## Start Excerpted data

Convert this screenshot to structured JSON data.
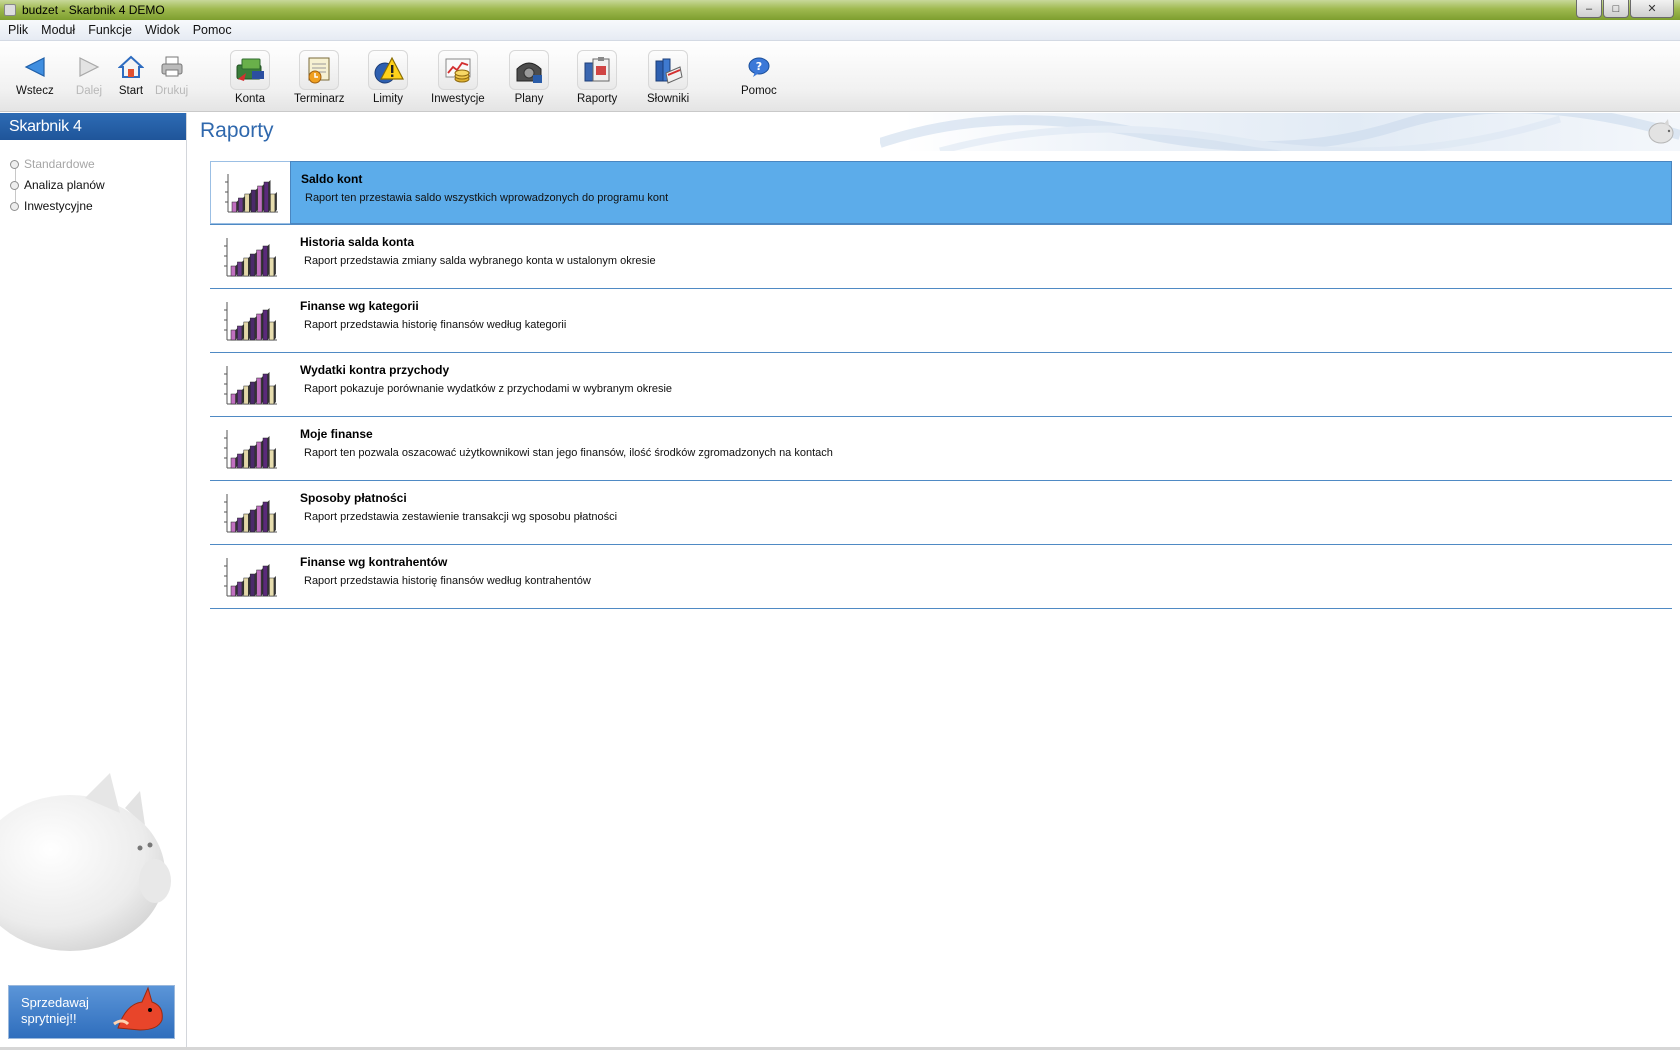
{
  "window": {
    "title": "budzet - Skarbnik 4 DEMO"
  },
  "menu": [
    "Plik",
    "Moduł",
    "Funkcje",
    "Widok",
    "Pomoc"
  ],
  "toolbar": {
    "back": "Wstecz",
    "forward": "Dalej",
    "start": "Start",
    "print": "Drukuj",
    "konta": "Konta",
    "terminarz": "Terminarz",
    "limity": "Limity",
    "inwestycje": "Inwestycje",
    "plany": "Plany",
    "raporty": "Raporty",
    "slowniki": "Słowniki",
    "pomoc": "Pomoc"
  },
  "sidebar": {
    "logo": "Skarbnik 4",
    "items": [
      {
        "label": "Standardowe",
        "state": "dimmed"
      },
      {
        "label": "Analiza planów",
        "state": "normal"
      },
      {
        "label": "Inwestycyjne",
        "state": "normal"
      }
    ],
    "promo": {
      "line1": "Sprzedawaj",
      "line2": "sprytniej!!"
    }
  },
  "main": {
    "title": "Raporty",
    "reports": [
      {
        "name": "Saldo kont",
        "desc": "Raport ten przestawia saldo wszystkich wprowadzonych do programu kont",
        "selected": true
      },
      {
        "name": "Historia salda konta",
        "desc": "Raport przedstawia zmiany salda wybranego konta w ustalonym okresie"
      },
      {
        "name": "Finanse wg kategorii",
        "desc": "Raport przedstawia historię finansów według kategorii"
      },
      {
        "name": "Wydatki kontra przychody",
        "desc": "Raport pokazuje porównanie wydatków z przychodami w wybranym okresie"
      },
      {
        "name": "Moje finanse",
        "desc": "Raport ten pozwala oszacować użytkownikowi stan jego finansów, ilość środków zgromadzonych na kontach"
      },
      {
        "name": "Sposoby płatności",
        "desc": "Raport przedstawia zestawienie transakcji wg sposobu płatności"
      },
      {
        "name": "Finanse wg kontrahentów",
        "desc": "Raport przedstawia historię finansów według kontrahentów"
      }
    ]
  },
  "colors": {
    "accent": "#2f68ad",
    "selection": "#5cacea",
    "divider": "#4f8ac4"
  }
}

## End Excerpted data

List all lines above in which the string "okresie" appears.

        "desc": "Raport przedstawia zmiany salda wybranego konta w ustalonym okresie"
        "desc": "Raport pokazuje porównanie wydatków z przychodami w wybranym okresie"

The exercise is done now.